● TASK INSTRUCTIONS: Locate the lines of the listing below that hold "Yearly", then copy each of them.

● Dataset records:

◆ ◆ ◆ ◆ ◆ ◆ ◆

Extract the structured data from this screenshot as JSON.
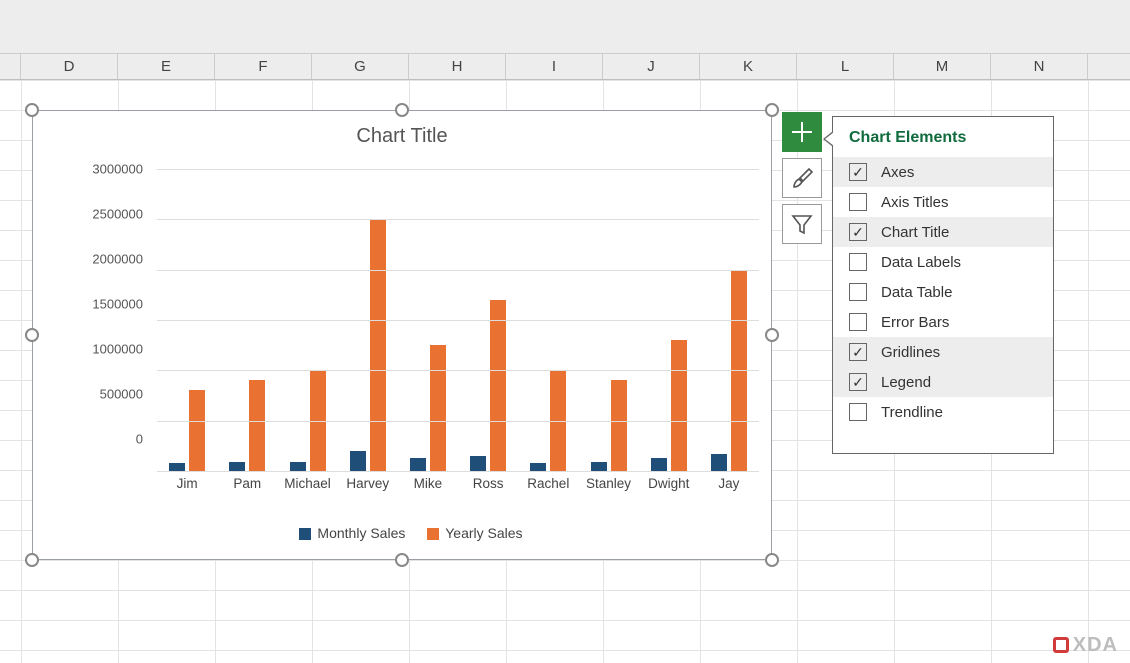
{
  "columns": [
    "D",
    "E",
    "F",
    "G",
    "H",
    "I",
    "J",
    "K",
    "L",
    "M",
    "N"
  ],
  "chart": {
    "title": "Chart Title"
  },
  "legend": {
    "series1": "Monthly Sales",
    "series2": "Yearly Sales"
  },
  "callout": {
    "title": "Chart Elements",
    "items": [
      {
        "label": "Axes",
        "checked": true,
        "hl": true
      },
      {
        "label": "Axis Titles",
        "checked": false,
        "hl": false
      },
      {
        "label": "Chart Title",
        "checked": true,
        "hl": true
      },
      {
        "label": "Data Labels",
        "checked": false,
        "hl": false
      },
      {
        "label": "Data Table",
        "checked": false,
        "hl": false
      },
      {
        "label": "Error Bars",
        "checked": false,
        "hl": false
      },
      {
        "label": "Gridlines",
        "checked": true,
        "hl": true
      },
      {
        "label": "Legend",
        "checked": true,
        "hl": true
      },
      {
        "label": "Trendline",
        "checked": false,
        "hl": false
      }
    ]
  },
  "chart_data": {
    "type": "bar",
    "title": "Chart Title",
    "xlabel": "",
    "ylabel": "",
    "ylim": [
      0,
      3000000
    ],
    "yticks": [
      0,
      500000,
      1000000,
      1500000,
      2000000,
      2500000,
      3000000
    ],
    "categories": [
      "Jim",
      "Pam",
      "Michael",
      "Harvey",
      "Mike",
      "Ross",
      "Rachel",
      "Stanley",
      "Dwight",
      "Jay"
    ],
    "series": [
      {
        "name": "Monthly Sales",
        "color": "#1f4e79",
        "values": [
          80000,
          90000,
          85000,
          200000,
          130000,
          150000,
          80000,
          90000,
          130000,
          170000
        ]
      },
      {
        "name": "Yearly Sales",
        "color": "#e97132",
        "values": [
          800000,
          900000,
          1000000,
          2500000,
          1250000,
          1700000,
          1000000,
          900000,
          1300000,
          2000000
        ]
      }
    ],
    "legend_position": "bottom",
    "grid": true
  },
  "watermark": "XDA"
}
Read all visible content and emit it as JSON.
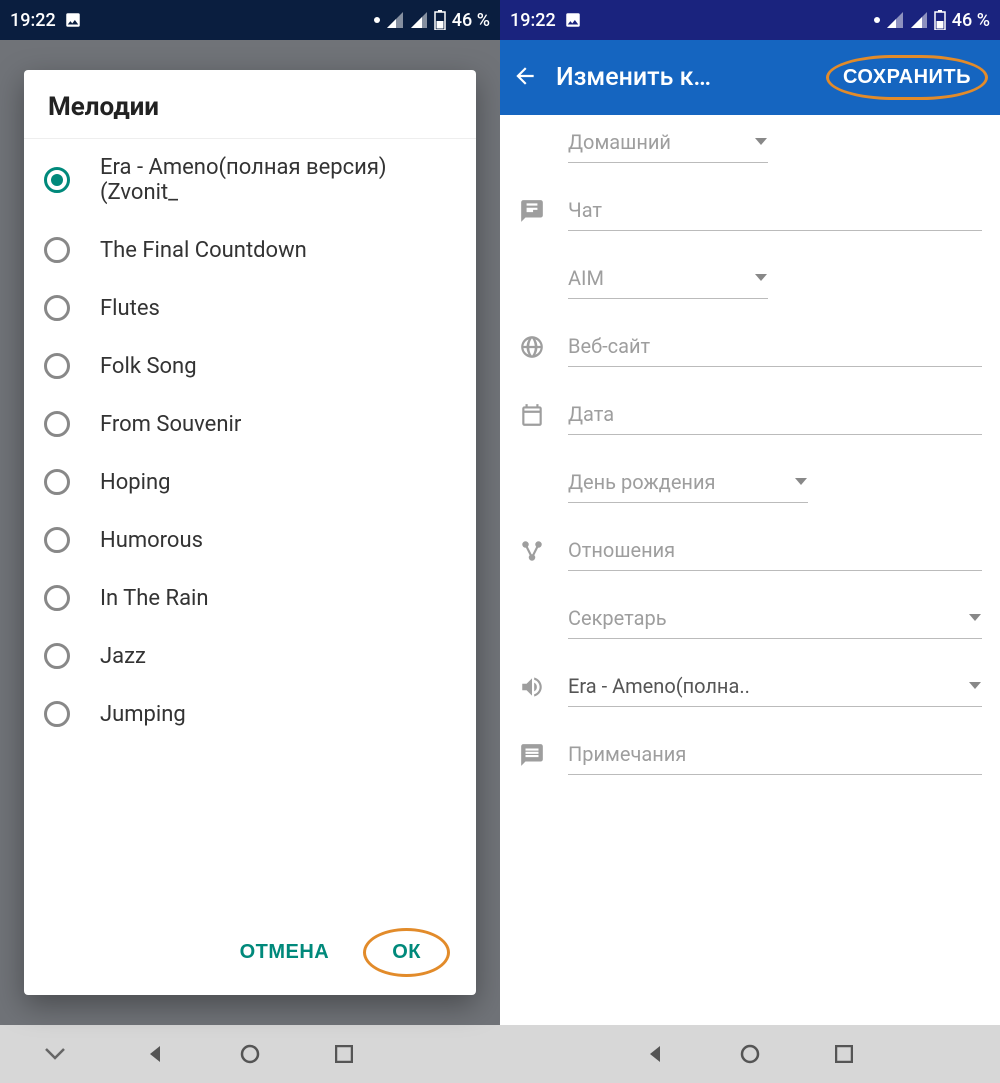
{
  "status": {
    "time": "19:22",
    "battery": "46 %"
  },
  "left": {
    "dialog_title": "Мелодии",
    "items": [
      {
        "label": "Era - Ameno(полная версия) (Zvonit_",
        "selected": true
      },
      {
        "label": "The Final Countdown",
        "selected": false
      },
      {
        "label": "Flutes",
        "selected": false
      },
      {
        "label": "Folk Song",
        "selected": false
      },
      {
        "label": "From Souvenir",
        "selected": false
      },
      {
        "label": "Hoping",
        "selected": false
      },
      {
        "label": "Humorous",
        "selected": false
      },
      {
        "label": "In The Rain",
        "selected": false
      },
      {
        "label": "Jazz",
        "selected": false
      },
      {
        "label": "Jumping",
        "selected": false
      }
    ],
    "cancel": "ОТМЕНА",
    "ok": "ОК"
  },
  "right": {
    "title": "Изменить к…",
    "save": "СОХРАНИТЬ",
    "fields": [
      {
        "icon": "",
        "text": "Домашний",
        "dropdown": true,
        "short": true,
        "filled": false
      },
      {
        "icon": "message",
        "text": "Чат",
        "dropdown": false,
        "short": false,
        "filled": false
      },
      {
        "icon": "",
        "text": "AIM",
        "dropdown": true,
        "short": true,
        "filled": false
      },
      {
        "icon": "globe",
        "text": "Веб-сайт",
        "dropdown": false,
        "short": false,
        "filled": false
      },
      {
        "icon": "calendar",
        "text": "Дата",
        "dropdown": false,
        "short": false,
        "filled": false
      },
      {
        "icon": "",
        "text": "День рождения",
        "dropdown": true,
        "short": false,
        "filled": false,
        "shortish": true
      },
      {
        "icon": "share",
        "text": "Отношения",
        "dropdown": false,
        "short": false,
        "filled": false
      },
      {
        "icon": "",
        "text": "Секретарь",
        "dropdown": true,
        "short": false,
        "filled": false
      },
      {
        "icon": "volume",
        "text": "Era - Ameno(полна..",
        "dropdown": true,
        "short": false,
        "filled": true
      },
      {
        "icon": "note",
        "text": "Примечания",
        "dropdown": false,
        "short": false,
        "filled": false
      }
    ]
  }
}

◆ ◆ ◆ ◆ ◆ ◆ ◆

● RESPONSE FOR THIS EXERCISE:
    "series2": "Yearly Sales"
        "name": "Yearly Sales",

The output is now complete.